> **Task description**
Copy out every line in the entries below that includes "acuerdo".

----- Information shown -----

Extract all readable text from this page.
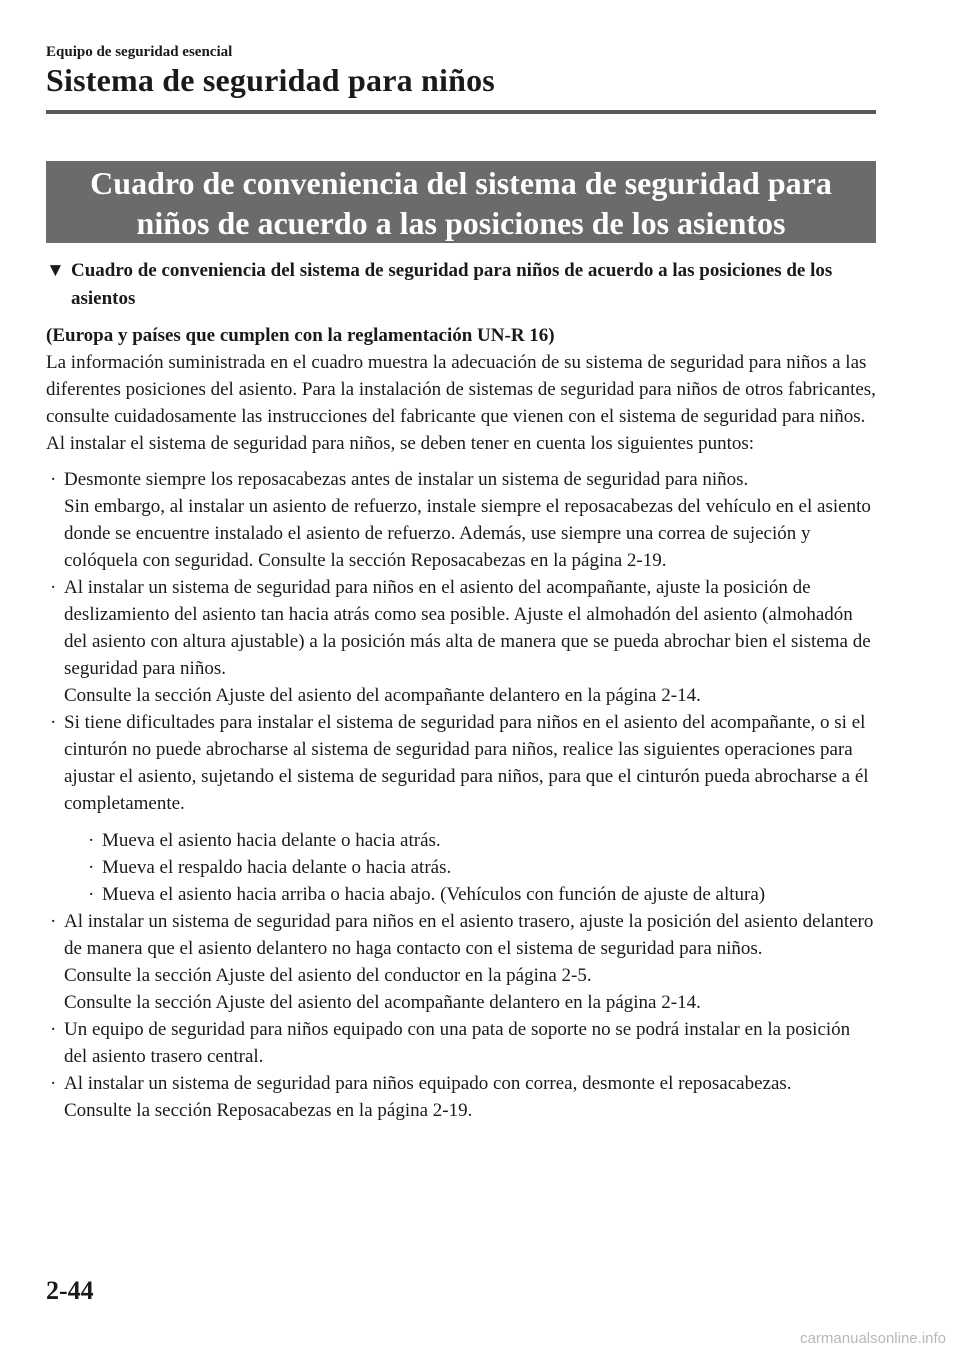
Equipo de seguridad esencial
Sistema de seguridad para niños
Cuadro de conveniencia del sistema de seguridad para
niños de acuerdo a las posiciones de los asientos
▼ Cuadro de conveniencia del sistema de seguridad para niños de acuerdo a las posiciones de los asientos

(Europa y países que cumplen con la reglamentación UN-R 16)

La información suministrada en el cuadro muestra la adecuación de su sistema de seguridad para niños a las diferentes posiciones del asiento. Para la instalación de sistemas de seguridad para niños de otros fabricantes, consulte cuidadosamente las instrucciones del fabricante que vienen con el sistema de seguridad para niños.

Al instalar el sistema de seguridad para niños, se deben tener en cuenta los siguientes puntos:

· Desmonte siempre los reposacabezas antes de instalar un sistema de seguridad para niños.
Sin embargo, al instalar un asiento de refuerzo, instale siempre el reposacabezas del vehículo en el asiento donde se encuentre instalado el asiento de refuerzo. Además, use siempre una correa de sujeción y colóquela con seguridad. Consulte la sección Reposacabezas en la página 2-19.
· Al instalar un sistema de seguridad para niños en el asiento del acompañante, ajuste la posición de deslizamiento del asiento tan hacia atrás como sea posible. Ajuste el almohadón del asiento (almohadón del asiento con altura ajustable) a la posición más alta de manera que se pueda abrochar bien el sistema de seguridad para niños.
Consulte la sección Ajuste del asiento del acompañante delantero en la página 2-14.
· Si tiene dificultades para instalar el sistema de seguridad para niños en el asiento del acompañante, o si el cinturón no puede abrocharse al sistema de seguridad para niños, realice las siguientes operaciones para ajustar el asiento, sujetando el sistema de seguridad para niños, para que el cinturón pueda abrocharse a él completamente.
· Mueva el asiento hacia delante o hacia atrás.
· Mueva el respaldo hacia delante o hacia atrás.
· Mueva el asiento hacia arriba o hacia abajo. (Vehículos con función de ajuste de altura)
· Al instalar un sistema de seguridad para niños en el asiento trasero, ajuste la posición del asiento delantero de manera que el asiento delantero no haga contacto con el sistema de seguridad para niños.
Consulte la sección Ajuste del asiento del conductor en la página 2-5.
Consulte la sección Ajuste del asiento del acompañante delantero en la página 2-14.
· Un equipo de seguridad para niños equipado con una pata de soporte no se podrá instalar en la posición del asiento trasero central.
· Al instalar un sistema de seguridad para niños equipado con correa, desmonte el reposacabezas.
Consulte la sección Reposacabezas en la página 2-19.
2-44
carmanualsonline.info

-----

> **The response**
niños de acuerdo a las posiciones de los asientos
▼ Cuadro de conveniencia del sistema de seguridad para niños de acuerdo a las posiciones de los asientos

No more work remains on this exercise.